:: Exercise goal ::
Reproduce each record exactly.

[Begin Task inputs]

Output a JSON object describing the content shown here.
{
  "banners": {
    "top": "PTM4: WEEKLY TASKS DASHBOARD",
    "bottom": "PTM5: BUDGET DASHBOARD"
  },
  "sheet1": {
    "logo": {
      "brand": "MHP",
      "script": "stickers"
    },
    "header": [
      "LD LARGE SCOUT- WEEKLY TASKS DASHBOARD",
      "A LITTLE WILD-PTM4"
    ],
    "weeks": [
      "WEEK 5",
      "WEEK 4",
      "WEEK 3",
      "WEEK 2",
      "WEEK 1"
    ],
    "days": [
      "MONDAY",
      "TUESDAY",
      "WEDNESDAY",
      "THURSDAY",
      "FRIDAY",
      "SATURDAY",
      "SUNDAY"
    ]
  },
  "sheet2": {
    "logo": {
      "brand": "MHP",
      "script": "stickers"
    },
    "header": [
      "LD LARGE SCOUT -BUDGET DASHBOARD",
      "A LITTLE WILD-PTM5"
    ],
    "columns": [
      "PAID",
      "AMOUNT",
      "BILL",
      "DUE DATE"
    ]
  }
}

[End Task inputs]

:: Response for this exercise ::
Output a JSON object describing the content shown here.
{
  "banners": {
    "top": "PTM4: WEEKLY TASKS DASHBOARD",
    "bottom": "PTM5: BUDGET DASHBOARD"
  },
  "sheet1": {
    "logo": {
      "brand": "MHP",
      "script": "stickers"
    },
    "header": [
      "LD LARGE SCOUT- WEEKLY TASKS DASHBOARD",
      "A LITTLE WILD-PTM4"
    ],
    "weeks": [
      "WEEK 5",
      "WEEK 4",
      "WEEK 3",
      "WEEK 2",
      "WEEK 1"
    ],
    "days": [
      "MONDAY",
      "TUESDAY",
      "WEDNESDAY",
      "THURSDAY",
      "FRIDAY",
      "SATURDAY",
      "SUNDAY"
    ]
  },
  "sheet2": {
    "logo": {
      "brand": "MHP",
      "script": "stickers"
    },
    "header": [
      "LD LARGE SCOUT -BUDGET DASHBOARD",
      "A LITTLE WILD-PTM5"
    ],
    "columns": [
      "PAID",
      "AMOUNT",
      "BILL",
      "DUE DATE"
    ]
  }
}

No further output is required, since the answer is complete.